* **WHAT YOU SHOULD DO**: Write out the whole listing word for word.

─── ROWS ───

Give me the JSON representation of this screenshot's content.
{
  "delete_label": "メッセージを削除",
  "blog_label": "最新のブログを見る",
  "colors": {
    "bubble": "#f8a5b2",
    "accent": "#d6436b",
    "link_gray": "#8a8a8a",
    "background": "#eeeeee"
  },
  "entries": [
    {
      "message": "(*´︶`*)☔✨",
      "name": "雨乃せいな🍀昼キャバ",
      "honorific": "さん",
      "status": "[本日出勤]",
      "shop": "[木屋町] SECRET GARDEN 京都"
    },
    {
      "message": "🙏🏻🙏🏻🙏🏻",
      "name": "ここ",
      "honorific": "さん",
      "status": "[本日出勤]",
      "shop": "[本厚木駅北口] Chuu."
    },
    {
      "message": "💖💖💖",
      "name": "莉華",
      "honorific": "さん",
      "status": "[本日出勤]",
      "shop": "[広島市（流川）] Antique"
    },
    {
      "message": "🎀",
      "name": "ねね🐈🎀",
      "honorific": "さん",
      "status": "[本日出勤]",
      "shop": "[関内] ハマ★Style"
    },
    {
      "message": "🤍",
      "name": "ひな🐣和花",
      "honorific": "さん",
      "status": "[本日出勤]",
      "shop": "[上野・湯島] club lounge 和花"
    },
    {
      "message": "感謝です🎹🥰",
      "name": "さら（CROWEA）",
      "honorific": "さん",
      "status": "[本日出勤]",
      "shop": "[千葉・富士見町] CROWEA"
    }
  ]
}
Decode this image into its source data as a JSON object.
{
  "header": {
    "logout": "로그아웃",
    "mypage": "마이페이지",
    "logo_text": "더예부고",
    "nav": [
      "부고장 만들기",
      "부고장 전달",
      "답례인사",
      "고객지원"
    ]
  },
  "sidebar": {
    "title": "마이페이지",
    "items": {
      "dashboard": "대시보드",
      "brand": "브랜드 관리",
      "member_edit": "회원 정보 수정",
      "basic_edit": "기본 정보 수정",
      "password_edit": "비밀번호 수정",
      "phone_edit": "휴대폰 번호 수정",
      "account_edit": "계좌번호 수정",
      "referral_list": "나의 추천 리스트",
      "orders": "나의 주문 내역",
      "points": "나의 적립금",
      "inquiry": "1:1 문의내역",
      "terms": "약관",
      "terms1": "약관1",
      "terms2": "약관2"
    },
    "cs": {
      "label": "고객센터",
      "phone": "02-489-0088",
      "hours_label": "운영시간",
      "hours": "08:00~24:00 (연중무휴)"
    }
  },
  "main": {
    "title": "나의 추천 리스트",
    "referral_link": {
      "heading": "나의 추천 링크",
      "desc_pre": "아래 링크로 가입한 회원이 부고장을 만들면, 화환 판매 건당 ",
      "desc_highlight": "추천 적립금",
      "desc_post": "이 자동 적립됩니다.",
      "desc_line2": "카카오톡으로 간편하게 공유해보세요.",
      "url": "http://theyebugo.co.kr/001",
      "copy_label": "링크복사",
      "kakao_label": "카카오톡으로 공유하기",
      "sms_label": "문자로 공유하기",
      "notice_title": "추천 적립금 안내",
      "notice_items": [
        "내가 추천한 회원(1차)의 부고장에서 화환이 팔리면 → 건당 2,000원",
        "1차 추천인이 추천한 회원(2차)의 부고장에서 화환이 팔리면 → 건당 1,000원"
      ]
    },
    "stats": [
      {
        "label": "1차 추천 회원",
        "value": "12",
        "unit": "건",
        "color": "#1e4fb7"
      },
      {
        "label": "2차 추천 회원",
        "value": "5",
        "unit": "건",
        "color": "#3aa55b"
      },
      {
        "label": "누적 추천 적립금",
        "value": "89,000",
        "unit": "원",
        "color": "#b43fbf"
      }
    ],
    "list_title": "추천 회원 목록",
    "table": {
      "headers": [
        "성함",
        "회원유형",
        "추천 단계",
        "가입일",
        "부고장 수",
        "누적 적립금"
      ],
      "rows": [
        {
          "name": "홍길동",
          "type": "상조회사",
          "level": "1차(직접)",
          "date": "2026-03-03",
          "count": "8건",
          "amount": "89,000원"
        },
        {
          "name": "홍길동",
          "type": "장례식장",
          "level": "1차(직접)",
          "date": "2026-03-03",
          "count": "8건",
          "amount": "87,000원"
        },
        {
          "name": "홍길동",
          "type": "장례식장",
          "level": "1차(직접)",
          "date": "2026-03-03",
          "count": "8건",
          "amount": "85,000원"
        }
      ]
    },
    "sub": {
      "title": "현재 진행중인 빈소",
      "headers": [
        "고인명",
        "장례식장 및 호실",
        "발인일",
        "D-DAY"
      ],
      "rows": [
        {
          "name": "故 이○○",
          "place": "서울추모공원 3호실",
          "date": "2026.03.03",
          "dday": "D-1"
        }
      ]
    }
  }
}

───

* **ANSWER FOR THE TASK**:
Give me the JSON representation of this screenshot's content.
{
  "delete_label": "メッセージを削除",
  "blog_label": "最新のブログを見る",
  "colors": {
    "bubble": "#f8a5b2",
    "accent": "#d6436b",
    "link_gray": "#8a8a8a",
    "background": "#eeeeee"
  },
  "entries": [
    {
      "message": "(*´︶`*)☔✨",
      "name": "雨乃せいな🍀昼キャバ",
      "honorific": "さん",
      "status": "[本日出勤]",
      "shop": "[木屋町] SECRET GARDEN 京都"
    },
    {
      "message": "🙏🏻🙏🏻🙏🏻",
      "name": "ここ",
      "honorific": "さん",
      "status": "[本日出勤]",
      "shop": "[本厚木駅北口] Chuu."
    },
    {
      "message": "💖💖💖",
      "name": "莉華",
      "honorific": "さん",
      "status": "[本日出勤]",
      "shop": "[広島市（流川）] Antique"
    },
    {
      "message": "🎀",
      "name": "ねね🐈🎀",
      "honorific": "さん",
      "status": "[本日出勤]",
      "shop": "[関内] ハマ★Style"
    },
    {
      "message": "🤍",
      "name": "ひな🐣和花",
      "honorific": "さん",
      "status": "[本日出勤]",
      "shop": "[上野・湯島] club lounge 和花"
    },
    {
      "message": "感謝です🎹🥰",
      "name": "さら（CROWEA）",
      "honorific": "さん",
      "status": "[本日出勤]",
      "shop": "[千葉・富士見町] CROWEA"
    }
  ]
}
Decode this image into its source data as a JSON object.
{
  "header": {
    "logout": "로그아웃",
    "mypage": "마이페이지",
    "logo_text": "더예부고",
    "nav": [
      "부고장 만들기",
      "부고장 전달",
      "답례인사",
      "고객지원"
    ]
  },
  "sidebar": {
    "title": "마이페이지",
    "items": {
      "dashboard": "대시보드",
      "brand": "브랜드 관리",
      "member_edit": "회원 정보 수정",
      "basic_edit": "기본 정보 수정",
      "password_edit": "비밀번호 수정",
      "phone_edit": "휴대폰 번호 수정",
      "account_edit": "계좌번호 수정",
      "referral_list": "나의 추천 리스트",
      "orders": "나의 주문 내역",
      "points": "나의 적립금",
      "inquiry": "1:1 문의내역",
      "terms": "약관",
      "terms1": "약관1",
      "terms2": "약관2"
    },
    "cs": {
      "label": "고객센터",
      "phone": "02-489-0088",
      "hours_label": "운영시간",
      "hours": "08:00~24:00 (연중무휴)"
    }
  },
  "main": {
    "title": "나의 추천 리스트",
    "referral_link": {
      "heading": "나의 추천 링크",
      "desc_pre": "아래 링크로 가입한 회원이 부고장을 만들면, 화환 판매 건당 ",
      "desc_highlight": "추천 적립금",
      "desc_post": "이 자동 적립됩니다.",
      "desc_line2": "카카오톡으로 간편하게 공유해보세요.",
      "url": "http://theyebugo.co.kr/001",
      "copy_label": "링크복사",
      "kakao_label": "카카오톡으로 공유하기",
      "sms_label": "문자로 공유하기",
      "notice_title": "추천 적립금 안내",
      "notice_items": [
        "내가 추천한 회원(1차)의 부고장에서 화환이 팔리면 → 건당 2,000원",
        "1차 추천인이 추천한 회원(2차)의 부고장에서 화환이 팔리면 → 건당 1,000원"
      ]
    },
    "stats": [
      {
        "label": "1차 추천 회원",
        "value": "12",
        "unit": "건",
        "color": "#1e4fb7"
      },
      {
        "label": "2차 추천 회원",
        "value": "5",
        "unit": "건",
        "color": "#3aa55b"
      },
      {
        "label": "누적 추천 적립금",
        "value": "89,000",
        "unit": "원",
        "color": "#b43fbf"
      }
    ],
    "list_title": "추천 회원 목록",
    "table": {
      "headers": [
        "성함",
        "회원유형",
        "추천 단계",
        "가입일",
        "부고장 수",
        "누적 적립금"
      ],
      "rows": [
        {
          "name": "홍길동",
          "type": "상조회사",
          "level": "1차(직접)",
          "date": "2026-03-03",
          "count": "8건",
          "amount": "89,000원"
        },
        {
          "name": "홍길동",
          "type": "장례식장",
          "level": "1차(직접)",
          "date": "2026-03-03",
          "count": "8건",
          "amount": "87,000원"
        },
        {
          "name": "홍길동",
          "type": "장례식장",
          "level": "1차(직접)",
          "date": "2026-03-03",
          "count": "8건",
          "amount": "85,000원"
        }
      ]
    },
    "sub": {
      "title": "현재 진행중인 빈소",
      "headers": [
        "고인명",
        "장례식장 및 호실",
        "발인일",
        "D-DAY"
      ],
      "rows": [
        {
          "name": "故 이○○",
          "place": "서울추모공원 3호실",
          "date": "2026.03.03",
          "dday": "D-1"
        }
      ]
    }
  }
}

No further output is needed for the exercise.